:: Exercise goal ::
Search the entries below for the string "Windows" and copy the lines that hold it.

** Opening Exercise data block **

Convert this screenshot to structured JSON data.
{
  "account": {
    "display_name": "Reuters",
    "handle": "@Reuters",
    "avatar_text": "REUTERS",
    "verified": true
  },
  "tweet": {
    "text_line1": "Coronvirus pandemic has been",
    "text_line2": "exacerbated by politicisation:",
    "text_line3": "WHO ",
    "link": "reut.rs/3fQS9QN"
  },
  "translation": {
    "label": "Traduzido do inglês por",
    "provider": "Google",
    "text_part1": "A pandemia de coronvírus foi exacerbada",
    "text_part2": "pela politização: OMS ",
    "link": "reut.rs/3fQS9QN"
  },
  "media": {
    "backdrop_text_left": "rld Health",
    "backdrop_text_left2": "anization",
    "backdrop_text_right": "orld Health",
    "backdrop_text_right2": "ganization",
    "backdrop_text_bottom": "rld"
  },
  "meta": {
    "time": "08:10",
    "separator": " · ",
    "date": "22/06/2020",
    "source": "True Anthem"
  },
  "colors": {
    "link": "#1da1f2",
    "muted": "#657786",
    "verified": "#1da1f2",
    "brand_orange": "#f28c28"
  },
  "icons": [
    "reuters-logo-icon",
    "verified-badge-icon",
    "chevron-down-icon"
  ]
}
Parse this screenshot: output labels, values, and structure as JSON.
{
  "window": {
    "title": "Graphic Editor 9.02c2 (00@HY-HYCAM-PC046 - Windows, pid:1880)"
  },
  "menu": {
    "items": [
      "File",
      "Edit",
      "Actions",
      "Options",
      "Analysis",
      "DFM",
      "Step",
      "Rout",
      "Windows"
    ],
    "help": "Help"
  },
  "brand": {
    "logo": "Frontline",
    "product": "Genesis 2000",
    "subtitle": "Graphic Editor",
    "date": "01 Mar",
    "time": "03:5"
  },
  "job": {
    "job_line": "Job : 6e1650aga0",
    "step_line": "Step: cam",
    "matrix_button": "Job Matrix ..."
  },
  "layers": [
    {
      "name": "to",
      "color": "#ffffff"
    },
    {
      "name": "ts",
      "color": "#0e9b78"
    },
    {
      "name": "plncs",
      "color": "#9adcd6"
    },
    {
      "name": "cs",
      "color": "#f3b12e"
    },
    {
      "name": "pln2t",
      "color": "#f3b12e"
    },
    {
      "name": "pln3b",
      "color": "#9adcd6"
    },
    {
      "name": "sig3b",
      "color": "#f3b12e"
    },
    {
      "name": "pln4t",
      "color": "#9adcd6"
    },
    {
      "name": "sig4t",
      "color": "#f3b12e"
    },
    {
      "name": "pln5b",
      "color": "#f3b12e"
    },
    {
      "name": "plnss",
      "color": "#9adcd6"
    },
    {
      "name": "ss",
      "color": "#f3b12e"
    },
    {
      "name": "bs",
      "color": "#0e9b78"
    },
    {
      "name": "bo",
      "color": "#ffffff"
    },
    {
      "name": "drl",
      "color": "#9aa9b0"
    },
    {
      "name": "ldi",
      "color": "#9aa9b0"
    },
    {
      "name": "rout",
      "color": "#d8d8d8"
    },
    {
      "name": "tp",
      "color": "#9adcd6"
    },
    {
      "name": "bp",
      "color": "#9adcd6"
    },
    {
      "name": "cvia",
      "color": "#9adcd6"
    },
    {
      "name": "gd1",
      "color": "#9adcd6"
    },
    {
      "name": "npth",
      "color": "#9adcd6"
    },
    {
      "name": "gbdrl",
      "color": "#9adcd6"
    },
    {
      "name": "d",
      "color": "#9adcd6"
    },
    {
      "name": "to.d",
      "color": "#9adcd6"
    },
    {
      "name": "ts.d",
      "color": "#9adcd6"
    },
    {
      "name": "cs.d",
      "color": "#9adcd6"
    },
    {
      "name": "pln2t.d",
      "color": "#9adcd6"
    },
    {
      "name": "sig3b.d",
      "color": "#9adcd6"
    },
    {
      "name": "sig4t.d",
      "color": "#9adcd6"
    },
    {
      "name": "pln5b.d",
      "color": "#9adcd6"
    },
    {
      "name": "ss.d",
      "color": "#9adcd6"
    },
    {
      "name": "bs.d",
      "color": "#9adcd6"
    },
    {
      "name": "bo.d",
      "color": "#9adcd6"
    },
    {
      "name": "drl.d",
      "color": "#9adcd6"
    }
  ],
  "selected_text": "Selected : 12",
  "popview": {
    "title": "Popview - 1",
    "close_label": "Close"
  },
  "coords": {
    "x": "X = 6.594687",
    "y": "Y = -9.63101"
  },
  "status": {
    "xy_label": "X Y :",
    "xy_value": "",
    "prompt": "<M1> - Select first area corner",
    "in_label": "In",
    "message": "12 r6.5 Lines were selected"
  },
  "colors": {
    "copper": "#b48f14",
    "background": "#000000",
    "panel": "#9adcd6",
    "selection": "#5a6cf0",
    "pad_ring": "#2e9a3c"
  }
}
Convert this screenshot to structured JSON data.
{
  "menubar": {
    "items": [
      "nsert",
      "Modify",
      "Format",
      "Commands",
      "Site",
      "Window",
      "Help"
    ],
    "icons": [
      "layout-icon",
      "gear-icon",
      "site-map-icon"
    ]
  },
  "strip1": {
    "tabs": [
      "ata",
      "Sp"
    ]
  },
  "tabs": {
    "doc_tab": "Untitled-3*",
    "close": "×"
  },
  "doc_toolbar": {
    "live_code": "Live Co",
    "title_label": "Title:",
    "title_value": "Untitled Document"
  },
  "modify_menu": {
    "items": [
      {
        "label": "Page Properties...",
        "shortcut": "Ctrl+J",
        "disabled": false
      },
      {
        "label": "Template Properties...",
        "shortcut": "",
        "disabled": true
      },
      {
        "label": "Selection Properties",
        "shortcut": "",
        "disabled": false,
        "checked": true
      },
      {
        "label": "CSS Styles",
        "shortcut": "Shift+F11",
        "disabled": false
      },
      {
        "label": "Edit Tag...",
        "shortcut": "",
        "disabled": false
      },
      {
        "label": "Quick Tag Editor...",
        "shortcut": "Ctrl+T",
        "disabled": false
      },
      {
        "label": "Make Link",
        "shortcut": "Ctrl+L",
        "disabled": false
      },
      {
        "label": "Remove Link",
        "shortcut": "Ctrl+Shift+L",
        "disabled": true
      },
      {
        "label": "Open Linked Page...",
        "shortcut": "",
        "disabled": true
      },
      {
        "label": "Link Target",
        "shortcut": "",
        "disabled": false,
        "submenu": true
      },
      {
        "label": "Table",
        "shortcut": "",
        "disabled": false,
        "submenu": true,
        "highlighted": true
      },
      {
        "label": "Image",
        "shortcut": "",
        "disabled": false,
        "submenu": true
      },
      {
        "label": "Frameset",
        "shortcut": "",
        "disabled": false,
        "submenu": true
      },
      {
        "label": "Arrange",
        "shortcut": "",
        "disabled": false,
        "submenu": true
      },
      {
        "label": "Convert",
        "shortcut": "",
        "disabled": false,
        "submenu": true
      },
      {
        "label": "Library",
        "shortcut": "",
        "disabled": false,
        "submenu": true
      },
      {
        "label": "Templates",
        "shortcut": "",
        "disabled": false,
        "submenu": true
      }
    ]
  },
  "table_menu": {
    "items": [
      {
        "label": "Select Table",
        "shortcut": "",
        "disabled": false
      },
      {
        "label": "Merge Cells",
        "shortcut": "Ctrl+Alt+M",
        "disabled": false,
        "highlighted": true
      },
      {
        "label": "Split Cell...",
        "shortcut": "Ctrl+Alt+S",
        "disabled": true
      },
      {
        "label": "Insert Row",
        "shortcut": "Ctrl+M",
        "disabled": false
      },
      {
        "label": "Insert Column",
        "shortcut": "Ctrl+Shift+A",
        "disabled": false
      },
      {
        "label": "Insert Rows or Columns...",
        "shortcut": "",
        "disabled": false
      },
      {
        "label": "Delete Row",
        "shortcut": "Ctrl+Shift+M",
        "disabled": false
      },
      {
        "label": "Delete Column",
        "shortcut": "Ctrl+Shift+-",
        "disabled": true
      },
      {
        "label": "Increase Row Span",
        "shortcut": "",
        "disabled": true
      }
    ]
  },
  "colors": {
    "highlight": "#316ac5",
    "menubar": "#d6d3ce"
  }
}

** Closing Exercise data block **

:: Response ::
    "title": "Graphic Editor 9.02c2 (00@HY-HYCAM-PC046 - Windows, pid:1880)"
      "Windows"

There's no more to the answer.